EXERCISE: Every line of the material is to be repeated exactly as it stands.

━━━━━━━━━━━━━━━━━━━━

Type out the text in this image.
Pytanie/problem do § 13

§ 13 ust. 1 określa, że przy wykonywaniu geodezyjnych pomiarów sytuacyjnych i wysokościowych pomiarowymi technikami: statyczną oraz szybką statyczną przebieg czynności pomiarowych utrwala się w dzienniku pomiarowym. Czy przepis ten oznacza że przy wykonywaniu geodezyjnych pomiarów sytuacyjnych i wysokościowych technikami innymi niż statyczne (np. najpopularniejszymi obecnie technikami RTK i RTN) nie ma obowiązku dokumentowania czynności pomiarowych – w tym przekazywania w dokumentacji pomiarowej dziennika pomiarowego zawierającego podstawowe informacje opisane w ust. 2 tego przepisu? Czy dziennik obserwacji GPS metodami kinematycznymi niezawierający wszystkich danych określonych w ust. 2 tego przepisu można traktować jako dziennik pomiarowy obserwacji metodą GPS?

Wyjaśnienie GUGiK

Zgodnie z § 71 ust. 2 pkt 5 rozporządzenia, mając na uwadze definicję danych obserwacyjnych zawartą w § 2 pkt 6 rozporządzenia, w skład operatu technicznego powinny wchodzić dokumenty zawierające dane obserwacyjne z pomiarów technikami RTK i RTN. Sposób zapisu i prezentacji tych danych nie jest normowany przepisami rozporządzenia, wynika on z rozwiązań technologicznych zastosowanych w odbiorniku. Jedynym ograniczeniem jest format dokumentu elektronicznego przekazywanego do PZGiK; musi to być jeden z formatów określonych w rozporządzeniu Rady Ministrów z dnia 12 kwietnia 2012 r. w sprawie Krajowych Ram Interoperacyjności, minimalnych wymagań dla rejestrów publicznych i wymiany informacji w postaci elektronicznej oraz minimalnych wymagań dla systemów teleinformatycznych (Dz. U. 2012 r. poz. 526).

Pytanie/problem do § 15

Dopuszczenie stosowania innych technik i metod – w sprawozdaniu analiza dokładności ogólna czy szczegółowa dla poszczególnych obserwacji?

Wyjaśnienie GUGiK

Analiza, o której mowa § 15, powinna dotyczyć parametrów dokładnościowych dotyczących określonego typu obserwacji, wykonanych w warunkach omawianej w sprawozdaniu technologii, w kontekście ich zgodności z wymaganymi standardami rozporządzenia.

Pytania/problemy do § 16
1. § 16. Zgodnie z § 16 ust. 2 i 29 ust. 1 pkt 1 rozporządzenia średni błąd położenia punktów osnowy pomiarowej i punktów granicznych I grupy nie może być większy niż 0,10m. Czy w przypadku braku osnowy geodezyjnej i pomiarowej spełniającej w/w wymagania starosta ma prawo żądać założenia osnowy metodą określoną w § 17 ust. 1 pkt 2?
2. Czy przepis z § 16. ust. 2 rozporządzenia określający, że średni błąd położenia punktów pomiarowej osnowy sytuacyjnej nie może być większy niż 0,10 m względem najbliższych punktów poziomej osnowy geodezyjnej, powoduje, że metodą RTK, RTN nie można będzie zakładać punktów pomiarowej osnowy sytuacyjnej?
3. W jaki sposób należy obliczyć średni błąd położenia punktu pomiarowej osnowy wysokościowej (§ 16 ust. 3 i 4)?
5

━━━━━━━━━━━━━━━━━━━━

WRITTEN RESPONSE:
Type out the text in this image.
Pytanie/problem do § 13

§ 13 ust. 1 określa, że przy wykonywaniu geodezyjnych pomiarów sytuacyjnych i wysokościowych pomiarowymi technikami: statyczną oraz szybką statyczną przebieg czynności pomiarowych utrwala się w dzienniku pomiarowym. Czy przepis ten oznacza że przy wykonywaniu geodezyjnych pomiarów sytuacyjnych i wysokościowych technikami innymi niż statyczne (np. najpopularniejszymi obecnie technikami RTK i RTN) nie ma obowiązku dokumentowania czynności pomiarowych – w tym przekazywania w dokumentacji pomiarowej dziennika pomiarowego zawierającego podstawowe informacje opisane w ust. 2 tego przepisu? Czy dziennik obserwacji GPS metodami kinematycznymi niezawierający wszystkich danych określonych w ust. 2 tego przepisu można traktować jako dziennik pomiarowy obserwacji metodą GPS?

Wyjaśnienie GUGiK

Zgodnie z § 71 ust. 2 pkt 5 rozporządzenia, mając na uwadze definicję danych obserwacyjnych zawartą w § 2 pkt 6 rozporządzenia, w skład operatu technicznego powinny wchodzić dokumenty zawierające dane obserwacyjne z pomiarów technikami RTK i RTN. Sposób zapisu i prezentacji tych danych nie jest normowany przepisami rozporządzenia, wynika on z rozwiązań technologicznych zastosowanych w odbiorniku. Jedynym ograniczeniem jest format dokumentu elektronicznego przekazywanego do PZGiK; musi to być jeden z formatów określonych w rozporządzeniu Rady Ministrów z dnia 12 kwietnia 2012 r. w sprawie Krajowych Ram Interoperacyjności, minimalnych wymagań dla rejestrów publicznych i wymiany informacji w postaci elektronicznej oraz minimalnych wymagań dla systemów teleinformatycznych (Dz. U. 2012 r. poz. 526).

Pytanie/problem do § 15

Dopuszczenie stosowania innych technik i metod – w sprawozdaniu analiza dokładności ogólna czy szczegółowa dla poszczególnych obserwacji?

Wyjaśnienie GUGiK

Analiza, o której mowa § 15, powinna dotyczyć parametrów dokładnościowych dotyczących określonego typu obserwacji, wykonanych w warunkach omawianej w sprawozdaniu technologii, w kontekście ich zgodności z wymaganymi standardami rozporządzenia.

Pytania/problemy do § 16
1. § 16. Zgodnie z § 16 ust. 2 i 29 ust. 1 pkt 1 rozporządzenia średni błąd położenia punktów osnowy pomiarowej i punktów granicznych I grupy nie może być większy niż 0,10m. Czy w przypadku braku osnowy geodezyjnej i pomiarowej spełniającej w/w wymagania starosta ma prawo żądać założenia osnowy metodą określoną w § 17 ust. 1 pkt 2?
2. Czy przepis z § 16. ust. 2 rozporządzenia określający, że średni błąd położenia punktów pomiarowej osnowy sytuacyjnej nie może być większy niż 0,10 m względem najbliższych punktów poziomej osnowy geodezyjnej, powoduje, że metodą RTK, RTN nie można będzie zakładać punktów pomiarowej osnowy sytuacyjnej?
3. W jaki sposób należy obliczyć średni błąd położenia punktu pomiarowej osnowy wysokościowej (§ 16 ust. 3 i 4)?
5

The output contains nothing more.